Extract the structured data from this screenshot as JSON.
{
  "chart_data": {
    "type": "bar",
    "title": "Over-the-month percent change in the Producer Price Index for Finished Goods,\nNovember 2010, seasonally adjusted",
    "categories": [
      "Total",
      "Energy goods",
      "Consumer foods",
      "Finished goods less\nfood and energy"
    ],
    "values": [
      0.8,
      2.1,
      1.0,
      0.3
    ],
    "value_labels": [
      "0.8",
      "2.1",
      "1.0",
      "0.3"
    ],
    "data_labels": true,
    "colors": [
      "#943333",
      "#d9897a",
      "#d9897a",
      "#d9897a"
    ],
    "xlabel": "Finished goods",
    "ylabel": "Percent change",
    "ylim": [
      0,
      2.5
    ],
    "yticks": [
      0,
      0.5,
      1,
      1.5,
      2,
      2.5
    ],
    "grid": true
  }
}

Exercise directions: Restate each record exactly as written.

Solution to the exercise:
Extract the structured data from this screenshot as JSON.
{
  "chart_data": {
    "type": "bar",
    "title": "Over-the-month percent change in the Producer Price Index for Finished Goods,\nNovember 2010, seasonally adjusted",
    "categories": [
      "Total",
      "Energy goods",
      "Consumer foods",
      "Finished goods less\nfood and energy"
    ],
    "values": [
      0.8,
      2.1,
      1.0,
      0.3
    ],
    "value_labels": [
      "0.8",
      "2.1",
      "1.0",
      "0.3"
    ],
    "data_labels": true,
    "colors": [
      "#943333",
      "#d9897a",
      "#d9897a",
      "#d9897a"
    ],
    "xlabel": "Finished goods",
    "ylabel": "Percent change",
    "ylim": [
      0,
      2.5
    ],
    "yticks": [
      0,
      0.5,
      1,
      1.5,
      2,
      2.5
    ],
    "grid": true
  }
}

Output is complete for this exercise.